INSTRUCTIONS TO FOLLOW: Find the string "Resolution" in the listing and report every line that has it.

──────────────────────────────

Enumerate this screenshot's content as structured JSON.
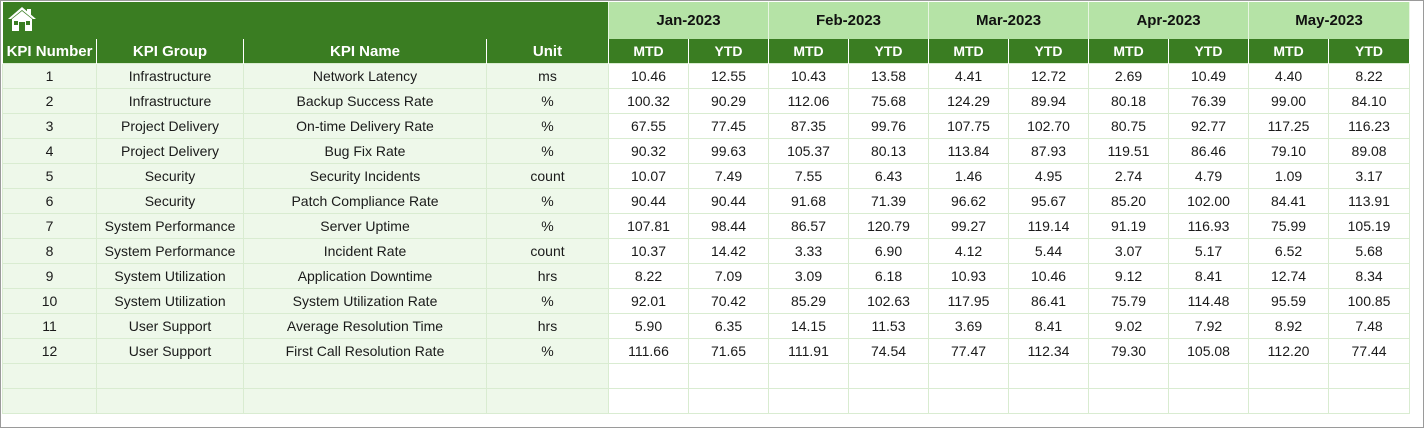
{
  "header": {
    "columns": [
      "KPI Number",
      "KPI Group",
      "KPI Name",
      "Unit"
    ],
    "months": [
      "Jan-2023",
      "Feb-2023",
      "Mar-2023",
      "Apr-2023",
      "May-2023"
    ],
    "sub_columns": [
      "MTD",
      "YTD"
    ]
  },
  "rows": [
    {
      "num": "1",
      "group": "Infrastructure",
      "name": "Network Latency",
      "unit": "ms",
      "values": [
        "10.46",
        "12.55",
        "10.43",
        "13.58",
        "4.41",
        "12.72",
        "2.69",
        "10.49",
        "4.40",
        "8.22"
      ]
    },
    {
      "num": "2",
      "group": "Infrastructure",
      "name": "Backup Success Rate",
      "unit": "%",
      "values": [
        "100.32",
        "90.29",
        "112.06",
        "75.68",
        "124.29",
        "89.94",
        "80.18",
        "76.39",
        "99.00",
        "84.10"
      ]
    },
    {
      "num": "3",
      "group": "Project Delivery",
      "name": "On-time Delivery Rate",
      "unit": "%",
      "values": [
        "67.55",
        "77.45",
        "87.35",
        "99.76",
        "107.75",
        "102.70",
        "80.75",
        "92.77",
        "117.25",
        "116.23"
      ]
    },
    {
      "num": "4",
      "group": "Project Delivery",
      "name": "Bug Fix Rate",
      "unit": "%",
      "values": [
        "90.32",
        "99.63",
        "105.37",
        "80.13",
        "113.84",
        "87.93",
        "119.51",
        "86.46",
        "79.10",
        "89.08"
      ]
    },
    {
      "num": "5",
      "group": "Security",
      "name": "Security Incidents",
      "unit": "count",
      "values": [
        "10.07",
        "7.49",
        "7.55",
        "6.43",
        "1.46",
        "4.95",
        "2.74",
        "4.79",
        "1.09",
        "3.17"
      ]
    },
    {
      "num": "6",
      "group": "Security",
      "name": "Patch Compliance Rate",
      "unit": "%",
      "values": [
        "90.44",
        "90.44",
        "91.68",
        "71.39",
        "96.62",
        "95.67",
        "85.20",
        "102.00",
        "84.41",
        "113.91"
      ]
    },
    {
      "num": "7",
      "group": "System Performance",
      "name": "Server Uptime",
      "unit": "%",
      "values": [
        "107.81",
        "98.44",
        "86.57",
        "120.79",
        "99.27",
        "119.14",
        "91.19",
        "116.93",
        "75.99",
        "105.19"
      ]
    },
    {
      "num": "8",
      "group": "System Performance",
      "name": "Incident Rate",
      "unit": "count",
      "values": [
        "10.37",
        "14.42",
        "3.33",
        "6.90",
        "4.12",
        "5.44",
        "3.07",
        "5.17",
        "6.52",
        "5.68"
      ]
    },
    {
      "num": "9",
      "group": "System Utilization",
      "name": "Application Downtime",
      "unit": "hrs",
      "values": [
        "8.22",
        "7.09",
        "3.09",
        "6.18",
        "10.93",
        "10.46",
        "9.12",
        "8.41",
        "12.74",
        "8.34"
      ]
    },
    {
      "num": "10",
      "group": "System Utilization",
      "name": "System Utilization Rate",
      "unit": "%",
      "values": [
        "92.01",
        "70.42",
        "85.29",
        "102.63",
        "117.95",
        "86.41",
        "75.79",
        "114.48",
        "95.59",
        "100.85"
      ]
    },
    {
      "num": "11",
      "group": "User Support",
      "name": "Average Resolution Time",
      "unit": "hrs",
      "values": [
        "5.90",
        "6.35",
        "14.15",
        "11.53",
        "3.69",
        "8.41",
        "9.02",
        "7.92",
        "8.92",
        "7.48"
      ]
    },
    {
      "num": "12",
      "group": "User Support",
      "name": "First Call Resolution Rate",
      "unit": "%",
      "values": [
        "111.66",
        "71.65",
        "111.91",
        "74.54",
        "77.47",
        "112.34",
        "79.30",
        "105.08",
        "112.20",
        "77.44"
      ]
    }
  ],
  "icons": {
    "home": "home-icon"
  },
  "colors": {
    "header_dark": "#3a7d22",
    "month_light": "#b5e3a6",
    "left_fill": "#eef8ea"
  }
}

──────────────────────────────

EXERCISE OUTPUT:
      "name": "Average Resolution Time",
      "name": "First Call Resolution Rate",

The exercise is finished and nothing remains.